*DIRECTIVE*
Counting only lines that hold "text", give the total and nothing more.

[Extracted data entries]
# # #
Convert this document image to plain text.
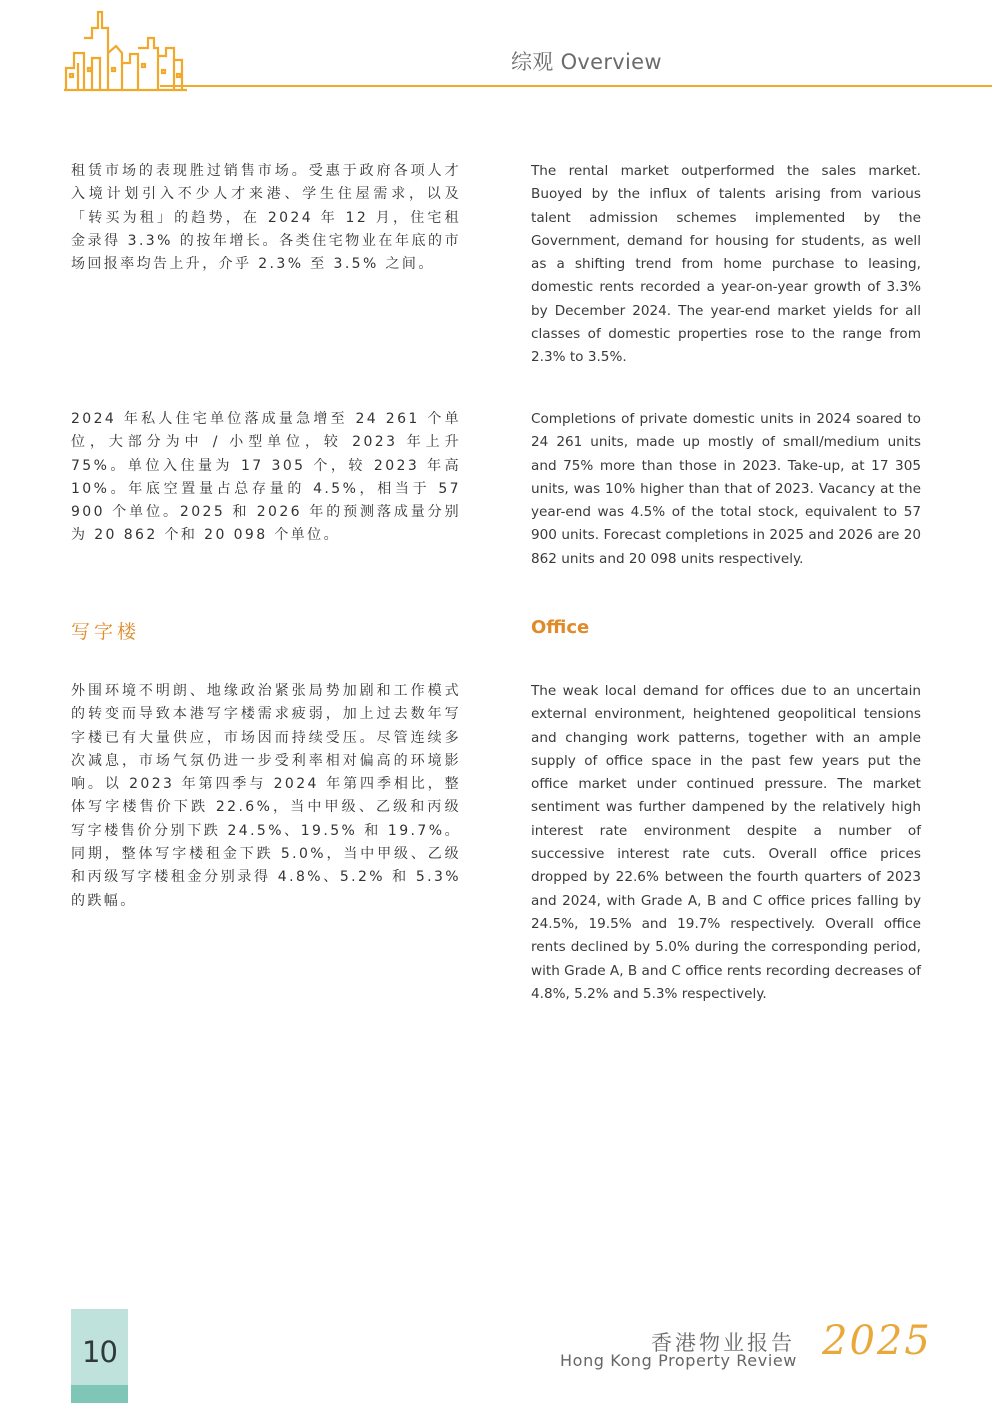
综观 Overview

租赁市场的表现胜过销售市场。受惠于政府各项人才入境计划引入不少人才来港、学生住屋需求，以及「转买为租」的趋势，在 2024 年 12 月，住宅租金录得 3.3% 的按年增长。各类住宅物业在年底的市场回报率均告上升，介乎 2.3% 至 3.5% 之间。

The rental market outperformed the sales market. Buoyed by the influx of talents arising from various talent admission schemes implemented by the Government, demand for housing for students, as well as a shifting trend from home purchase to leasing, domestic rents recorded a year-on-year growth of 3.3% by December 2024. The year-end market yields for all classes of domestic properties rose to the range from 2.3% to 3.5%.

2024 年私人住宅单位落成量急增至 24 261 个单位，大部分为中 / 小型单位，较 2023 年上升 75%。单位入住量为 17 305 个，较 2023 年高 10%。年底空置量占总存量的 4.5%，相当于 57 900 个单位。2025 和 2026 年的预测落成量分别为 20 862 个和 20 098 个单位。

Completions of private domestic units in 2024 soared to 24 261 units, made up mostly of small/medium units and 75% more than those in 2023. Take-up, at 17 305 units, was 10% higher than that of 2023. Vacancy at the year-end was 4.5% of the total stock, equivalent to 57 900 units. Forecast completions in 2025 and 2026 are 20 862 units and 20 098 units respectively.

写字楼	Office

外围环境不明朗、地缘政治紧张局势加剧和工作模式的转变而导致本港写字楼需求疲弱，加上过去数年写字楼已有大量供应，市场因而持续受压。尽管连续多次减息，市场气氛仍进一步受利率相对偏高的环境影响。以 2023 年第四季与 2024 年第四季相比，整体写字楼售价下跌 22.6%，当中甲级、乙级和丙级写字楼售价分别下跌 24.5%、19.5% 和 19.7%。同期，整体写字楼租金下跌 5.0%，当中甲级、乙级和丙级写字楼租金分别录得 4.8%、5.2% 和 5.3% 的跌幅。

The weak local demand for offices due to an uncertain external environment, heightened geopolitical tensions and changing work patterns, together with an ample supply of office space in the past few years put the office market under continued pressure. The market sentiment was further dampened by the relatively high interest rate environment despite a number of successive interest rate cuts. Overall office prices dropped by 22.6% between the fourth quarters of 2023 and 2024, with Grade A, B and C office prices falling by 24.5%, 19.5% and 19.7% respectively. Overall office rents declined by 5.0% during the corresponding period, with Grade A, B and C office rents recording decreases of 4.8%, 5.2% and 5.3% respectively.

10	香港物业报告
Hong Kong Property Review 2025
# # #
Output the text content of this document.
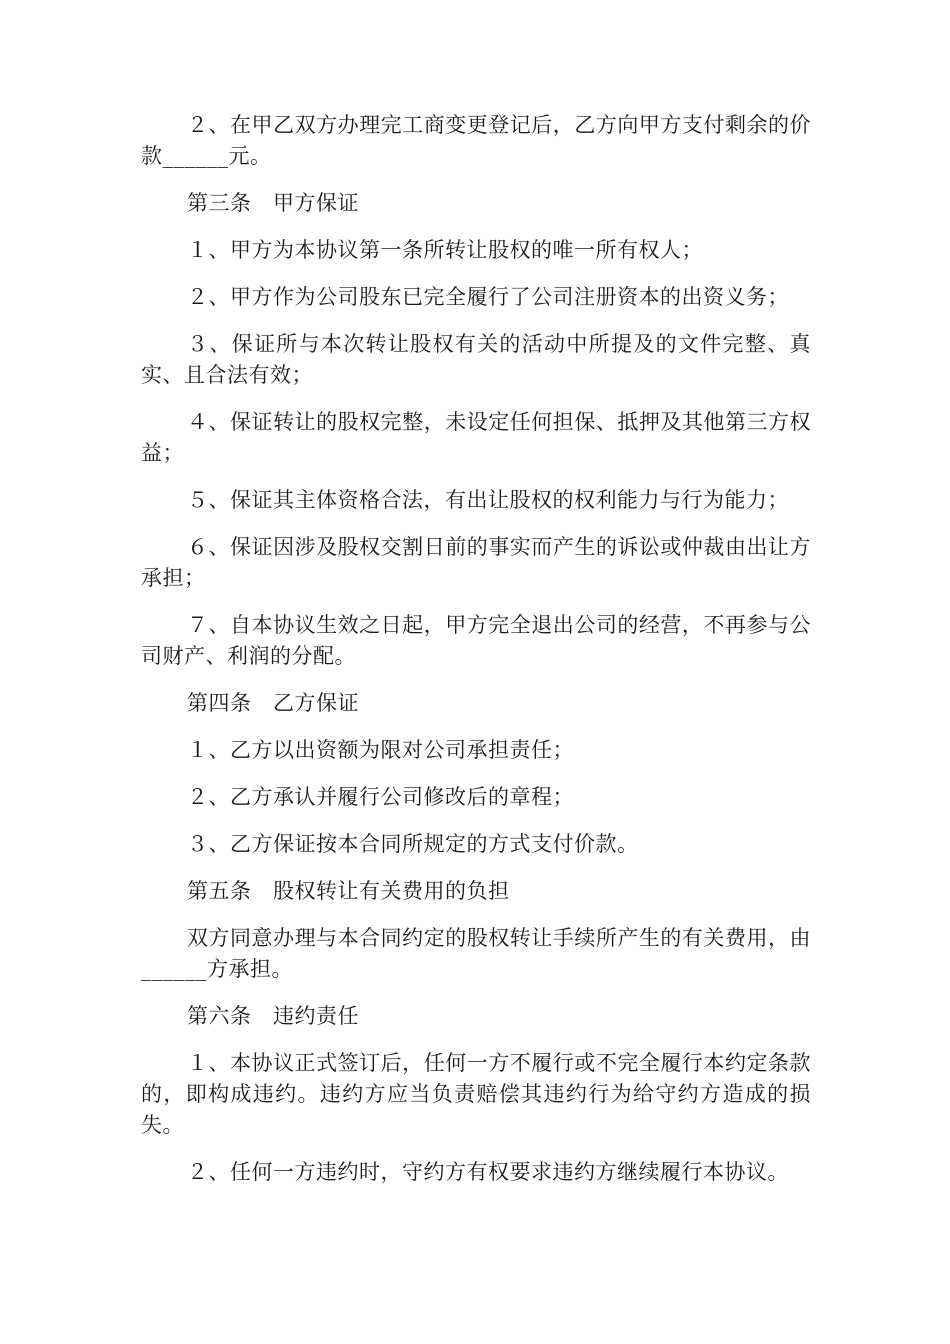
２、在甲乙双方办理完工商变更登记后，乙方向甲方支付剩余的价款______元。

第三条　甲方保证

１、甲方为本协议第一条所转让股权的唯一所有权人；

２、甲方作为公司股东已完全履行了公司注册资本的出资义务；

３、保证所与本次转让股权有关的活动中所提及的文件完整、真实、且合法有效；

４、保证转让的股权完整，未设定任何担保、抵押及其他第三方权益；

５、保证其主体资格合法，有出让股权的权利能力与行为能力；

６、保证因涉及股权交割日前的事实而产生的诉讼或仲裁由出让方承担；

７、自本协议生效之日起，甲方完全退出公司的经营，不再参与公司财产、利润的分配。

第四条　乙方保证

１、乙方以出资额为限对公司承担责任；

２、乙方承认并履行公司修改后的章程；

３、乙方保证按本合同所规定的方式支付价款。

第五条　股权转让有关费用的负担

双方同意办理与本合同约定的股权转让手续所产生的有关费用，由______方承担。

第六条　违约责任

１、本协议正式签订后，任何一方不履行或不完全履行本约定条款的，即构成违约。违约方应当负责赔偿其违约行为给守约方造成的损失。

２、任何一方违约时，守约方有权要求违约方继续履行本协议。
# # #
*TASK OUTPUT*
2